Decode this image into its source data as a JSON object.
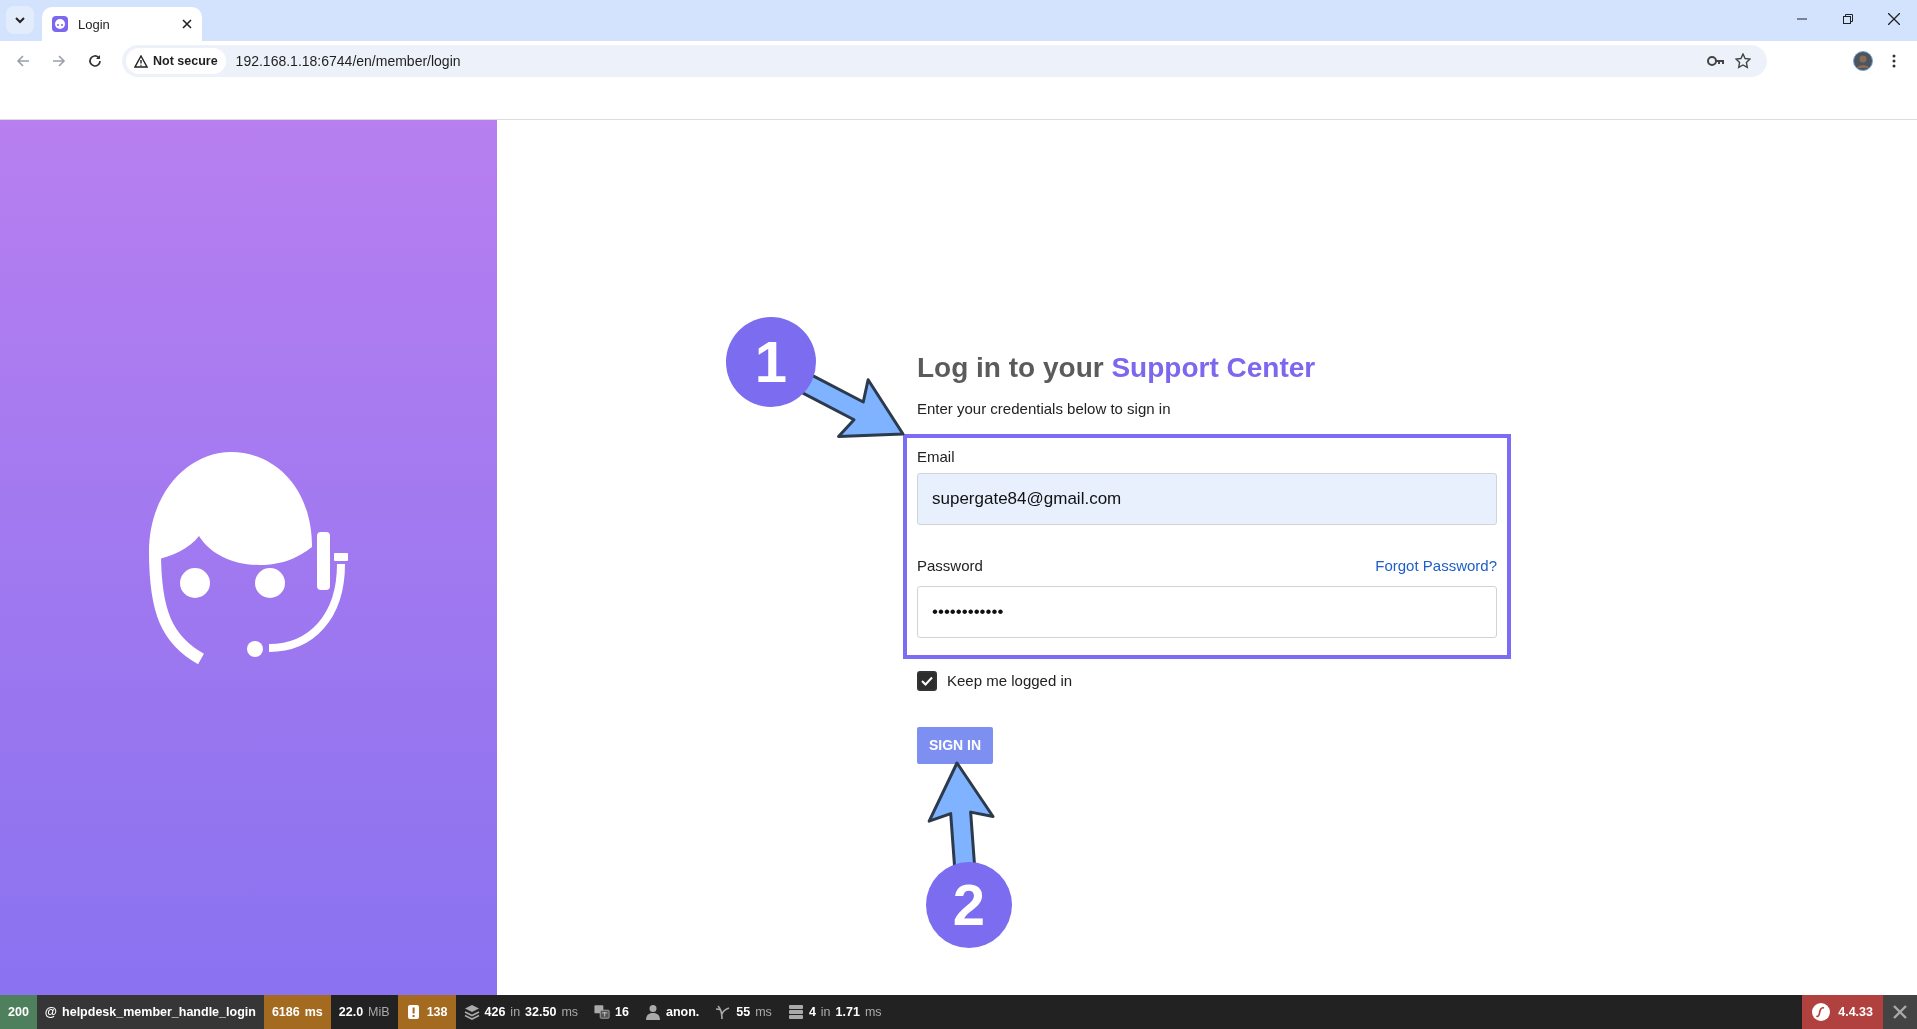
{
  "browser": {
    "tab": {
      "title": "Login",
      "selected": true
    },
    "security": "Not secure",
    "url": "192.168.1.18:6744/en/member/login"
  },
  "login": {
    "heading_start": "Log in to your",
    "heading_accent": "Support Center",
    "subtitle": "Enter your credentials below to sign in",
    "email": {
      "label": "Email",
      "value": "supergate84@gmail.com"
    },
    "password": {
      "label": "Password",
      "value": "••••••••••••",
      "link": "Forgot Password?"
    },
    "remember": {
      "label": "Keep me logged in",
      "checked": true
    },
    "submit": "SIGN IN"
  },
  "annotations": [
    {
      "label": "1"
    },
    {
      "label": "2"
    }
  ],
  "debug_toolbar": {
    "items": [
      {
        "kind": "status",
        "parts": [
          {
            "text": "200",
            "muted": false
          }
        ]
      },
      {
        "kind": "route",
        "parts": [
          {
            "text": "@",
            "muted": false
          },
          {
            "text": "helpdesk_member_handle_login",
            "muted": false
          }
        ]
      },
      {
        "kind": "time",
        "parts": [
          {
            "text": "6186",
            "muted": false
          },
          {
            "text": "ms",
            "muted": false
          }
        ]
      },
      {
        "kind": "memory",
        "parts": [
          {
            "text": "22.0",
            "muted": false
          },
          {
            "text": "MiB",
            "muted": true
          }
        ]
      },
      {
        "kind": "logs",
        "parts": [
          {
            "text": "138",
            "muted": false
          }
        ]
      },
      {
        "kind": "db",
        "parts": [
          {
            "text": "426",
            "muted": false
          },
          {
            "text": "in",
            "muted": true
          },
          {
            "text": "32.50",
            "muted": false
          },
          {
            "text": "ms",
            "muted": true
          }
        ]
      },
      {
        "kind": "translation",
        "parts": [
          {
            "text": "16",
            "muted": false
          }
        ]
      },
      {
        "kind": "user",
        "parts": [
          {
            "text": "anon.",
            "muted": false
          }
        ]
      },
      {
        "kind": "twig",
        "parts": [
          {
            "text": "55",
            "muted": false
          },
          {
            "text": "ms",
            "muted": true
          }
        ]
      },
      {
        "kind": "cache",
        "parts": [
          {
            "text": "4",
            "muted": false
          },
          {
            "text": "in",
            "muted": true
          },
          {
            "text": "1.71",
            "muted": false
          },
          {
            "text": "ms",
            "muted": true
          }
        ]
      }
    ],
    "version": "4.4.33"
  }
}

-------------------------

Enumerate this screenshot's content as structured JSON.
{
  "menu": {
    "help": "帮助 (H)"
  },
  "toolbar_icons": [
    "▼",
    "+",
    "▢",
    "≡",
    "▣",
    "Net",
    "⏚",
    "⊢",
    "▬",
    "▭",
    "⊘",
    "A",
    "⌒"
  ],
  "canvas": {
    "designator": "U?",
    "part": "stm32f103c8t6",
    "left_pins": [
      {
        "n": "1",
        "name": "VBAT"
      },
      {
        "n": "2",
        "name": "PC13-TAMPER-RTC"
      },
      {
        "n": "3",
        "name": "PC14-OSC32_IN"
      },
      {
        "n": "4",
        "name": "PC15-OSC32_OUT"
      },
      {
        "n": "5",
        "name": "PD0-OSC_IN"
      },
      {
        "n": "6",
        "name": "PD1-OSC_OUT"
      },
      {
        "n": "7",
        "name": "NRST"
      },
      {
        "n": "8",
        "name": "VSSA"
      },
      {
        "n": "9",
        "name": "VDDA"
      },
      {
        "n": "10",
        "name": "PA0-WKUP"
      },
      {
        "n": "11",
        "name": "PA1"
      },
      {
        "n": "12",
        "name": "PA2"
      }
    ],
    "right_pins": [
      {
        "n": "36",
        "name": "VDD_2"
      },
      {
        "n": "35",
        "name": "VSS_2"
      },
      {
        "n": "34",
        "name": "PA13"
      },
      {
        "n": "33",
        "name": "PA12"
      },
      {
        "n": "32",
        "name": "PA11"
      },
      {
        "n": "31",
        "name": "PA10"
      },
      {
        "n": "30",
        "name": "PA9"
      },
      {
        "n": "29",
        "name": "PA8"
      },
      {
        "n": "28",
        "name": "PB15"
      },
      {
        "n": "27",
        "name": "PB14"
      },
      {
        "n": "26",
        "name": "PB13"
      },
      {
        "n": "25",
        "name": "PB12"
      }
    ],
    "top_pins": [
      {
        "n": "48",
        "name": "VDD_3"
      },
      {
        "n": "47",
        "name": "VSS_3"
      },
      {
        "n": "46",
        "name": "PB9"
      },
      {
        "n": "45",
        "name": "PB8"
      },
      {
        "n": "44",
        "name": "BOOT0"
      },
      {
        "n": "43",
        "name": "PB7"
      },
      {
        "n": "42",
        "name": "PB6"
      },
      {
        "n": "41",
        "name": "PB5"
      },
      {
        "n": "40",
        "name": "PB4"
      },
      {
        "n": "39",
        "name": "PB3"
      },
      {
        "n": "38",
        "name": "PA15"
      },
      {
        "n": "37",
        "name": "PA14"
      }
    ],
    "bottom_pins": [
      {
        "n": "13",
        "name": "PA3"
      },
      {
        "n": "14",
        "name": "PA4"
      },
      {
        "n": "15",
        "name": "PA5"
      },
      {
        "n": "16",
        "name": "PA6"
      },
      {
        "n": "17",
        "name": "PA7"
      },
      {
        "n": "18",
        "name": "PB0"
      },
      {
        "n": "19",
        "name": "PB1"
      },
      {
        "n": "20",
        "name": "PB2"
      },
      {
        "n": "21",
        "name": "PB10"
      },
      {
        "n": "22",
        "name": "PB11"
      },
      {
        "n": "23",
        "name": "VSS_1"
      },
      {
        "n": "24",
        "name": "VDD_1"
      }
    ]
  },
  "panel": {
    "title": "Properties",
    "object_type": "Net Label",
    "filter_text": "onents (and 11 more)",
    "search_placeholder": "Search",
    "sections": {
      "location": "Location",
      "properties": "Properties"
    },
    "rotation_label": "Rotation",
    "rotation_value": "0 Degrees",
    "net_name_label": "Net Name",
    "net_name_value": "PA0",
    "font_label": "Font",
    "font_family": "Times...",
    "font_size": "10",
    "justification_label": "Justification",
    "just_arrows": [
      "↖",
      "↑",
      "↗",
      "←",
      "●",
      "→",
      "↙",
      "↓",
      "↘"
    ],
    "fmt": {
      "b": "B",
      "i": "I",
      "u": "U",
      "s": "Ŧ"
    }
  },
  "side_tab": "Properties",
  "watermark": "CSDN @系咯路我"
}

-------------------------

Which lines include the word "kind"? List them all.

◆ ANSWER ◆
        "kind": "status",
        "kind": "route",
        "kind": "time",
        "kind": "memory",
        "kind": "logs",
        "kind": "db",
        "kind": "translation",
        "kind": "user",
        "kind": "twig",
        "kind": "cache",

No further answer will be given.